## Begin Items
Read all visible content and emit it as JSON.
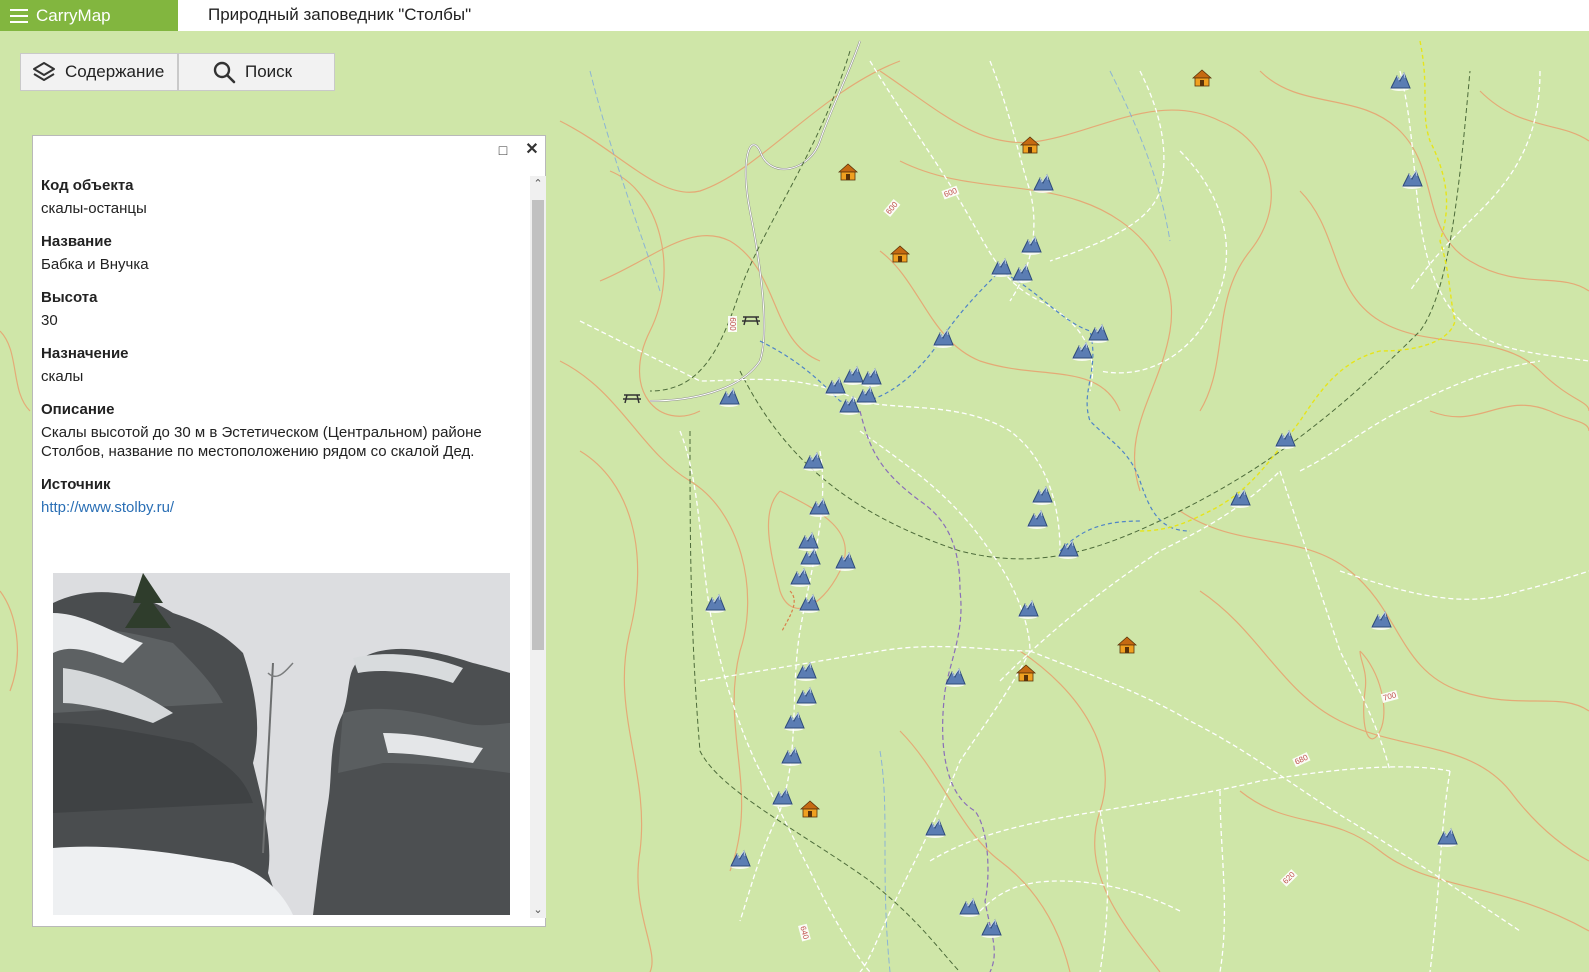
{
  "app": {
    "brand": "CarryMap",
    "map_title": "Природный заповедник \"Столбы\""
  },
  "toolbar": {
    "contents_label": "Содержание",
    "search_label": "Поиск"
  },
  "info": {
    "fields": [
      {
        "label": "Код объекта",
        "value": "скалы-останцы"
      },
      {
        "label": "Название",
        "value": "Бабка и Внучка"
      },
      {
        "label": "Высота",
        "value": "30"
      },
      {
        "label": "Назначение",
        "value": "скалы"
      },
      {
        "label": "Описание",
        "value": "Скалы высотой до 30 м в Эстетическом (Центральном) районе Столбов, название по местоположению рядом со скалой Дед."
      },
      {
        "label": "Источник",
        "value": "http://www.stolby.ru/"
      }
    ]
  },
  "map": {
    "contour_labels": [
      "600",
      "600",
      "600",
      "700",
      "680",
      "620",
      "640"
    ],
    "colors": {
      "land": "#cfe6a8",
      "contour": "#e8a06e",
      "trail": "#ffffff",
      "stream": "#5a88c9",
      "boundary_yellow": "#e6e51a",
      "purple_trail": "#8a6fb8",
      "road": "#8a8a8a",
      "brand": "#82b63f"
    }
  }
}
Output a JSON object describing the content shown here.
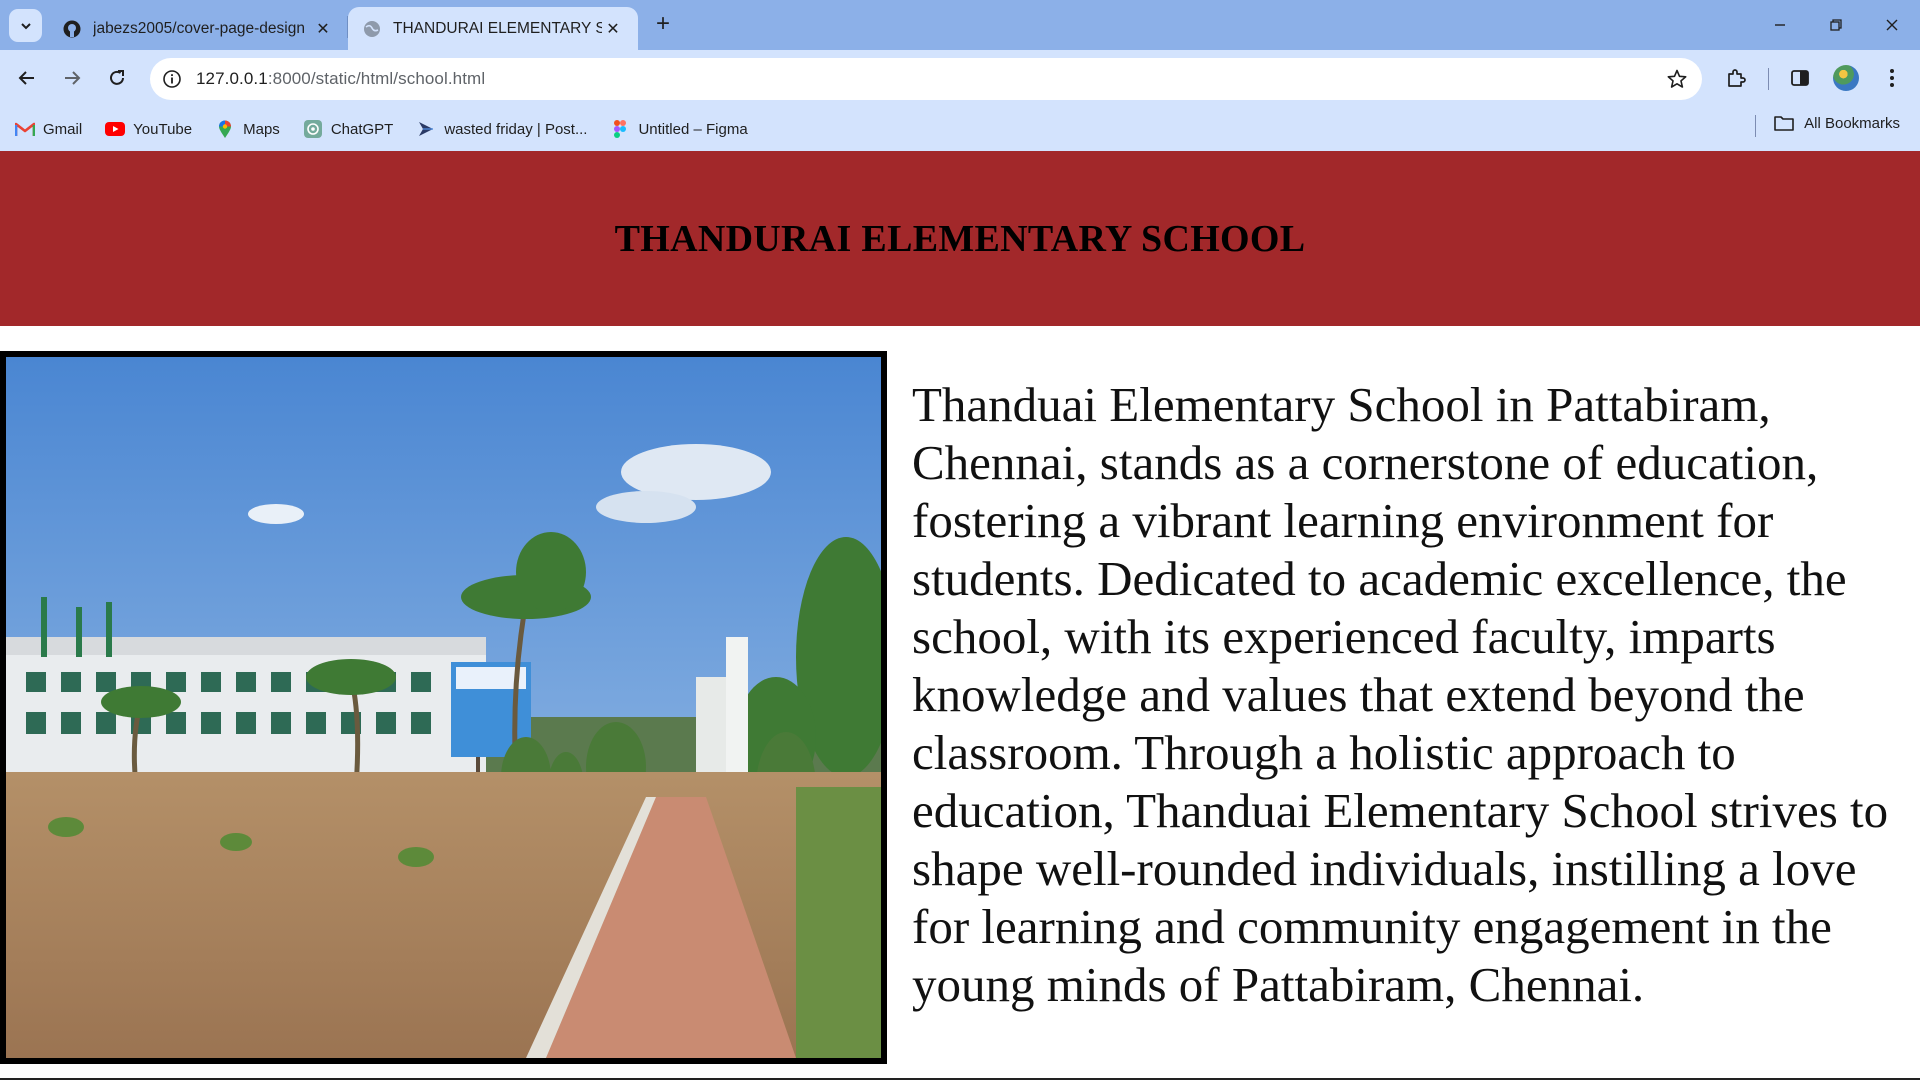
{
  "browser": {
    "tabs": [
      {
        "title": "jabezs2005/cover-page-design",
        "icon": "github-icon"
      },
      {
        "title": "THANDURAI ELEMENTARY SCHOOL",
        "icon": "globe-icon"
      }
    ],
    "url_host": "127.0.0.1",
    "url_rest": ":8000/static/html/school.html",
    "bookmarks": [
      {
        "label": "Gmail",
        "icon": "gmail-icon"
      },
      {
        "label": "YouTube",
        "icon": "youtube-icon"
      },
      {
        "label": "Maps",
        "icon": "maps-icon"
      },
      {
        "label": "ChatGPT",
        "icon": "chatgpt-icon"
      },
      {
        "label": "wasted friday | Post...",
        "icon": "postman-icon"
      },
      {
        "label": "Untitled – Figma",
        "icon": "figma-icon"
      }
    ],
    "all_bookmarks_label": "All Bookmarks"
  },
  "page": {
    "heading": "THANDURAI ELEMENTARY SCHOOL",
    "description": "Thanduai Elementary School in Pattabiram, Chennai, stands as a cornerstone of education, fostering a vibrant learning environment for students. Dedicated to academic excellence, the school, with its experienced faculty, imparts knowledge and values that extend beyond the classroom. Through a holistic approach to education, Thanduai Elementary School strives to shape well-rounded individuals, instilling a love for learning and community engagement in the young minds of Pattabiram, Chennai."
  },
  "colors": {
    "banner": "#a2282a",
    "chrome_tabstrip": "#8cb0e8",
    "chrome_toolbar": "#d3e3fd"
  }
}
## End Items
§ Task instructions:
Gather each line that holds "JSON".

§ Exercise solution:
Read all visible content and emit it as JSON.
Output a JSON object describing the content shown here.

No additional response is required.